* _WHAT YOU SHOULD DO_
In the listing below, pick out lines with "true".

[Structured figure records]
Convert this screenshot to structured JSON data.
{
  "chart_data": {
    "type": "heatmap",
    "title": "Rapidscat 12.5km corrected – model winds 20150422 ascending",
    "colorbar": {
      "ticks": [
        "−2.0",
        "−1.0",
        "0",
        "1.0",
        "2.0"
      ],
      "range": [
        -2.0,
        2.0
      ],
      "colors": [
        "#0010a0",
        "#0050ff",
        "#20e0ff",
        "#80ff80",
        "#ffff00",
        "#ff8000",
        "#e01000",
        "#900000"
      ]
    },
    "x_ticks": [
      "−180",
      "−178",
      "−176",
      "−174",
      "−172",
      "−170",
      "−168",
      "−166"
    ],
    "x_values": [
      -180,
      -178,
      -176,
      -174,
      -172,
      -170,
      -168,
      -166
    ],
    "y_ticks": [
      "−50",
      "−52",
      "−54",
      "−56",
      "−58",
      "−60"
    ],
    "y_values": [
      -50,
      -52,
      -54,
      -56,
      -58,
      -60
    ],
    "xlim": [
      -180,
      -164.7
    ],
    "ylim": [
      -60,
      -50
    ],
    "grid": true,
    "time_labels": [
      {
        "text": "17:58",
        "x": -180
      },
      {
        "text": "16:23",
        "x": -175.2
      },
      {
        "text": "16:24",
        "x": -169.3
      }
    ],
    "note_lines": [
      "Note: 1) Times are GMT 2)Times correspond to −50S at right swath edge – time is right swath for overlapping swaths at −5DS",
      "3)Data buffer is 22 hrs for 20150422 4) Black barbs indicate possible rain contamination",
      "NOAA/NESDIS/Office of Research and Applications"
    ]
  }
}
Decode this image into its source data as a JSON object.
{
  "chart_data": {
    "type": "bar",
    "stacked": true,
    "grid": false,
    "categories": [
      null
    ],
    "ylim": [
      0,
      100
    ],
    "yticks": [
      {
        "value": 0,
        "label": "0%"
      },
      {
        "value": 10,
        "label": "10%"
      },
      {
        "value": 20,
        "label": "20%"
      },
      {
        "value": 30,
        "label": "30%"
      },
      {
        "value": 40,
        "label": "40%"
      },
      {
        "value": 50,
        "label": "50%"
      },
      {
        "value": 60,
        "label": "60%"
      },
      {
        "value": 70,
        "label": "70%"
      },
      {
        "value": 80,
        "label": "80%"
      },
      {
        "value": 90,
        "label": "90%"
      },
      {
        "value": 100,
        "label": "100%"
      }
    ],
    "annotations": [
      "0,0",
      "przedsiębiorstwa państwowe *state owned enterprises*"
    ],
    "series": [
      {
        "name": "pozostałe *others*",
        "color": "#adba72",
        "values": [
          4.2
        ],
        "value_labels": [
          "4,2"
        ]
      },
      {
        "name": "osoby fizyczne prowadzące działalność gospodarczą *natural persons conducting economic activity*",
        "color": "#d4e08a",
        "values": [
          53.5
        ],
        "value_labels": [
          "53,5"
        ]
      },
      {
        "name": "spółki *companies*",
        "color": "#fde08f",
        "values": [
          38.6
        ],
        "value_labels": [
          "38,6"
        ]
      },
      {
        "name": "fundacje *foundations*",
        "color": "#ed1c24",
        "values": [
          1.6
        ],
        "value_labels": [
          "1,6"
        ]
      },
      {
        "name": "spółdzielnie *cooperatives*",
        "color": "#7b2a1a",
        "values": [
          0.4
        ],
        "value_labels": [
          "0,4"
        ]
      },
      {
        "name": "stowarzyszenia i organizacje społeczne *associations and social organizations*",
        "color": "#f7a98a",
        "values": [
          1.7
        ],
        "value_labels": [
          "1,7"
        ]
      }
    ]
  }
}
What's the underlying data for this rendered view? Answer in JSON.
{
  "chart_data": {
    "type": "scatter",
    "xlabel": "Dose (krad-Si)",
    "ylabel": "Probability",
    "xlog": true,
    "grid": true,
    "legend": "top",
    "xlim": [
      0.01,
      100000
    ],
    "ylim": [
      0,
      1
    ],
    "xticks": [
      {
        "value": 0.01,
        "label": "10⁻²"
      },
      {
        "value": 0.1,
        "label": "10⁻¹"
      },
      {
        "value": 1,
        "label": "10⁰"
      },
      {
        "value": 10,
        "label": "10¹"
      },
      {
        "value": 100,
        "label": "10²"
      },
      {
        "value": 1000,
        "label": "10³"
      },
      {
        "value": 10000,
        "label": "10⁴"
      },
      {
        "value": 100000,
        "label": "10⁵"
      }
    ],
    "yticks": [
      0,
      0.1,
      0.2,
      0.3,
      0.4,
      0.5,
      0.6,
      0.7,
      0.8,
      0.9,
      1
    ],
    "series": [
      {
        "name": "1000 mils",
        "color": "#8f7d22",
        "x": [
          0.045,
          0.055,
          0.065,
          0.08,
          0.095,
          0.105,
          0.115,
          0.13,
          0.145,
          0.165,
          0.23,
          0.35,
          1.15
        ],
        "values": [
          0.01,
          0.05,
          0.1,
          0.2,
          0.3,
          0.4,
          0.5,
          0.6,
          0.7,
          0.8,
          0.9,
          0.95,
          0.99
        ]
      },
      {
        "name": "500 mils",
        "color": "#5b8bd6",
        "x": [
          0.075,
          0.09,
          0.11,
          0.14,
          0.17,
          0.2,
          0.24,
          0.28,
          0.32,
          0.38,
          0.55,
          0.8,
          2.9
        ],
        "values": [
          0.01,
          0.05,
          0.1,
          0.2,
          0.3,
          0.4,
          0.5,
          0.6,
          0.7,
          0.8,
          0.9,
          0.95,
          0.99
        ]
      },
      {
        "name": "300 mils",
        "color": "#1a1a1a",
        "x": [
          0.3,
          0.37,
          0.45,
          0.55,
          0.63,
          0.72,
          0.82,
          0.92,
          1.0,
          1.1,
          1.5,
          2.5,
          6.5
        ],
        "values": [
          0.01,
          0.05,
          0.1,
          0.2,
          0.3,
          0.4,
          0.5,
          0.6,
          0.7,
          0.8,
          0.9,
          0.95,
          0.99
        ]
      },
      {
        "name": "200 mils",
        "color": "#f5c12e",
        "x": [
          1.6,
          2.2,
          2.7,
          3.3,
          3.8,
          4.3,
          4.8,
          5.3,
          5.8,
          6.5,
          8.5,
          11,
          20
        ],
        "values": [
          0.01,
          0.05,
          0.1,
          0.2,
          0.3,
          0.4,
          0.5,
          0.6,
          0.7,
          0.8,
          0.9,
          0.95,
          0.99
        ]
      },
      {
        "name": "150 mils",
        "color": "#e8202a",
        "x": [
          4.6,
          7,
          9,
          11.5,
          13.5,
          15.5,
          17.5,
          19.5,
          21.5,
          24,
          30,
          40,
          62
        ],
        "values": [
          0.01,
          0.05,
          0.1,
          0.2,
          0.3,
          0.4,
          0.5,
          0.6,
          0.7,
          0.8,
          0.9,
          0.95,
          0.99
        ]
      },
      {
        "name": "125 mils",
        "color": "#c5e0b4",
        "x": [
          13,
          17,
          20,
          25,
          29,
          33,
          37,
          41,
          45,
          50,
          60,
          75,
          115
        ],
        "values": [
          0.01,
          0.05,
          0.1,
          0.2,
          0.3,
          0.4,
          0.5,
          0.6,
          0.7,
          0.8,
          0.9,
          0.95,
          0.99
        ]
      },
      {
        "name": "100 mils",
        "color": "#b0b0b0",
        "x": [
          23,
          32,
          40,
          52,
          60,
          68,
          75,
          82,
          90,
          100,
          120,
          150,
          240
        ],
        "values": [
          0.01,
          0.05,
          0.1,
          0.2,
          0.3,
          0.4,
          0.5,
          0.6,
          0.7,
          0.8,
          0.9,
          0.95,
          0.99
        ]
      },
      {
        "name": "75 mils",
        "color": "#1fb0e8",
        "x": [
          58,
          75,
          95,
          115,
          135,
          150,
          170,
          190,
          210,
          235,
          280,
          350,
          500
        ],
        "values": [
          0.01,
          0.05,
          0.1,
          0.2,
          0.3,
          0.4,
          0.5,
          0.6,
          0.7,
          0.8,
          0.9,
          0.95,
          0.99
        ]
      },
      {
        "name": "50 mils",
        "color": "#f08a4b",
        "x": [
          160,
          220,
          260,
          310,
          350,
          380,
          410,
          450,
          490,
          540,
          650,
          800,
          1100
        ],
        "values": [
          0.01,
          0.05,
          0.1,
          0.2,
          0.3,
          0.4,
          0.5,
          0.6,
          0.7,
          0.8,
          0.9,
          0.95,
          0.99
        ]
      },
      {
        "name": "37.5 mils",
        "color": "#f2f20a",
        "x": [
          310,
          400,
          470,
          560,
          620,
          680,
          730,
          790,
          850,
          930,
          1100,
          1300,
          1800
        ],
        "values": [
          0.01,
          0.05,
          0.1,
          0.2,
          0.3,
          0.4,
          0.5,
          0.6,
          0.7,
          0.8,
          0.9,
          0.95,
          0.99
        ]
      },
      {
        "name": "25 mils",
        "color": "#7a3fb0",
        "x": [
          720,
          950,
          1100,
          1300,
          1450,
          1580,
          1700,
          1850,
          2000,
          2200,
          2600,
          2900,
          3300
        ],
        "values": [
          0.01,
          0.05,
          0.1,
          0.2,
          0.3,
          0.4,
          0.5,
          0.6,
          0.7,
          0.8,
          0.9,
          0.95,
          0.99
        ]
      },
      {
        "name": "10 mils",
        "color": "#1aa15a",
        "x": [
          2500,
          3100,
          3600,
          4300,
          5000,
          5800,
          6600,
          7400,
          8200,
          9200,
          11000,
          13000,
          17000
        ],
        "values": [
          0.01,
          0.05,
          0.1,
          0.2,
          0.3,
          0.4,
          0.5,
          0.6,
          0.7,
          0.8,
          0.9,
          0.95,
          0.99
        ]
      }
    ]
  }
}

* _RESULT_
    "grid": true,
    "stacked": true,
    "xlog": true,
    "grid": true,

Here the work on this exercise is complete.